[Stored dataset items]
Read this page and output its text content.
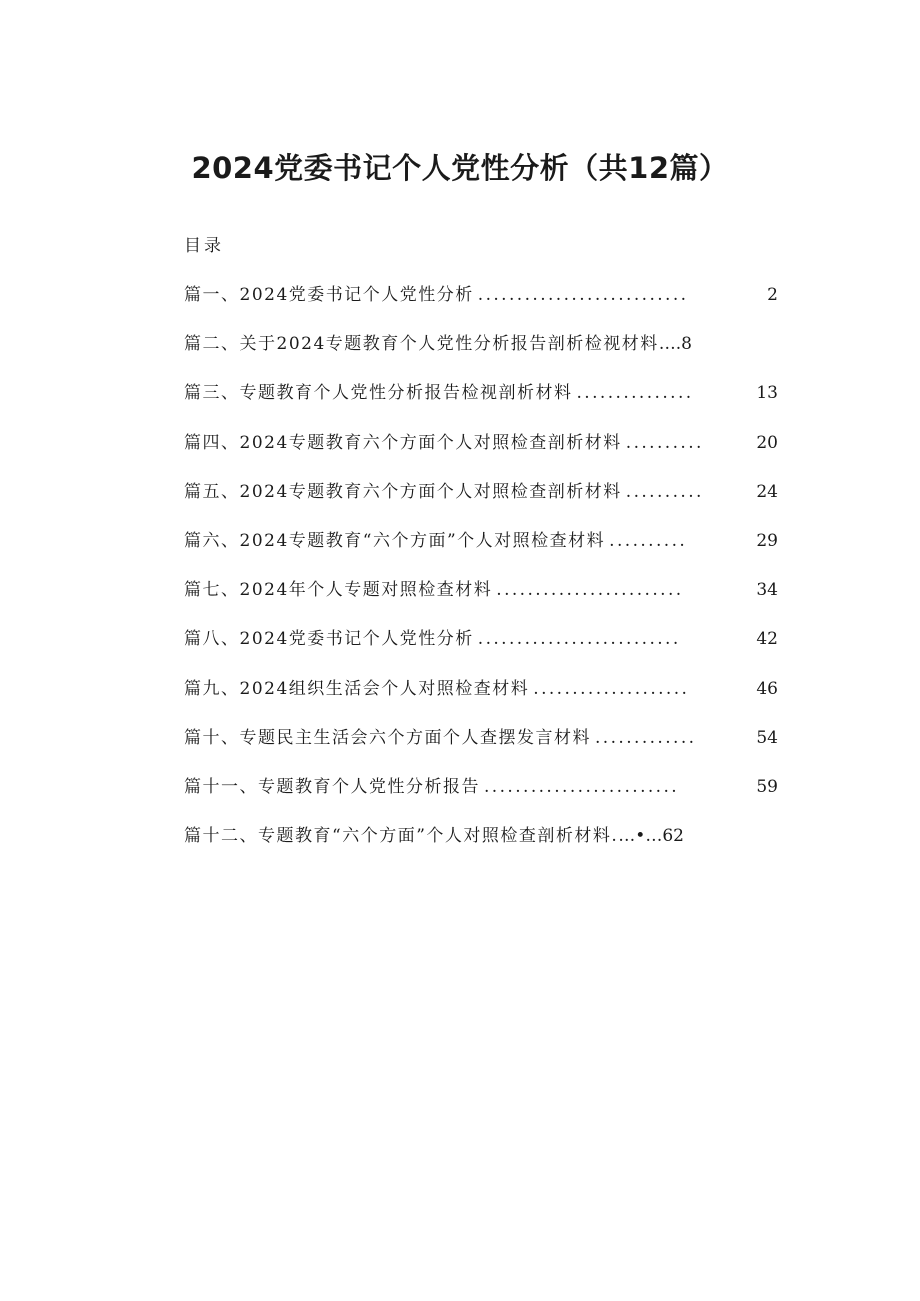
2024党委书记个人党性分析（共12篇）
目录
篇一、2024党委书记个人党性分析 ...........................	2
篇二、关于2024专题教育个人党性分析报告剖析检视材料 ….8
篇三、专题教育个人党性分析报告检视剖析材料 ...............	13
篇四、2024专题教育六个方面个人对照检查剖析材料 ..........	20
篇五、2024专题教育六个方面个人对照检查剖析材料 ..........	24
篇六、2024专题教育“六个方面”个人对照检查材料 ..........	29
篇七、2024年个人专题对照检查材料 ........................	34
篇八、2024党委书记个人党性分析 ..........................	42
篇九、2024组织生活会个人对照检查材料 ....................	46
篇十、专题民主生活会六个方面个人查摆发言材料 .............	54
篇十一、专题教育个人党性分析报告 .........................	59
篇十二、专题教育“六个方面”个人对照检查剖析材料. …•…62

==

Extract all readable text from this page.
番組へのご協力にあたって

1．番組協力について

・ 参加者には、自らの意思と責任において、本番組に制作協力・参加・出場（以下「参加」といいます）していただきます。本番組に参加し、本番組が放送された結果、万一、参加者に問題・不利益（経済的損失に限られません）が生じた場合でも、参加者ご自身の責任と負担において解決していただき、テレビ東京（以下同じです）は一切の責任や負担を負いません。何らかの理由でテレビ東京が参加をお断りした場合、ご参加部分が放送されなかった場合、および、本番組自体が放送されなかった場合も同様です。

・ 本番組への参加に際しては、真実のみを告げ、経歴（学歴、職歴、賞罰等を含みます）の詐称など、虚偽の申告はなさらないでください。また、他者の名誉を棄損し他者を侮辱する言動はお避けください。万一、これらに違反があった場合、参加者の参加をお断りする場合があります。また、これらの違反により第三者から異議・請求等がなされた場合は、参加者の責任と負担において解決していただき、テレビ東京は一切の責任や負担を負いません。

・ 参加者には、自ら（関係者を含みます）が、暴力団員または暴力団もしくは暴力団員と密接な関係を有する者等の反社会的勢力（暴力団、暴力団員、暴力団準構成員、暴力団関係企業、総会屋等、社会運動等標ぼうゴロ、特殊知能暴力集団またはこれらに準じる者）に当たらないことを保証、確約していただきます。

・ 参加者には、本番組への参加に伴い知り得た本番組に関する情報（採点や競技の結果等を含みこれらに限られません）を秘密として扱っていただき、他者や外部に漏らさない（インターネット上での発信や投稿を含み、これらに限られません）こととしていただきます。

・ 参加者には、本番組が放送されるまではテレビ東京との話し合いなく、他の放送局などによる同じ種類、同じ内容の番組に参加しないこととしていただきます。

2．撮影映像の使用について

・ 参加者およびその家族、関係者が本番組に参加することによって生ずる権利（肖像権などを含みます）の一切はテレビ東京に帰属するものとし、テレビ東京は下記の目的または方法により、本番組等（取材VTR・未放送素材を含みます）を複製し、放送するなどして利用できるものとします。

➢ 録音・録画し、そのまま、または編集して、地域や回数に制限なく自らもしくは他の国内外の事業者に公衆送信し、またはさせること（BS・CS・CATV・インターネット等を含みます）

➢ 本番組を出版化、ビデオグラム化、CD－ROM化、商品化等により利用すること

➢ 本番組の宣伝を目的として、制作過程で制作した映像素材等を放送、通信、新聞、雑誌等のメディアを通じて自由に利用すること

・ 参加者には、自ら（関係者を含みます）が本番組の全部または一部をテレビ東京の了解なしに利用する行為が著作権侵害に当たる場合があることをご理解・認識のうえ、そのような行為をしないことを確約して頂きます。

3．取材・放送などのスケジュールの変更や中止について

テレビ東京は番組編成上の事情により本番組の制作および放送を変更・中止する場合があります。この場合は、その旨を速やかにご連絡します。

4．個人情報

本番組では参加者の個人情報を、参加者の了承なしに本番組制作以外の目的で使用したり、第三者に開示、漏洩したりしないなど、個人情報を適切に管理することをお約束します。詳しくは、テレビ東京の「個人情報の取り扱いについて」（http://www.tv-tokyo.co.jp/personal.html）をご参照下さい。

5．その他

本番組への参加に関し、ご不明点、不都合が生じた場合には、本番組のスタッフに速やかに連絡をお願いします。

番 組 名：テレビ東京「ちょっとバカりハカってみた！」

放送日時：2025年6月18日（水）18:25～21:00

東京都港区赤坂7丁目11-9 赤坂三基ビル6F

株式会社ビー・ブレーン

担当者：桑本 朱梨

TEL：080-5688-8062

● **EXERCISE PROMPT**: Scan the material above and determine how many lines include the word "text"; report only the number.

● **COMPLETE ANSWER**: 2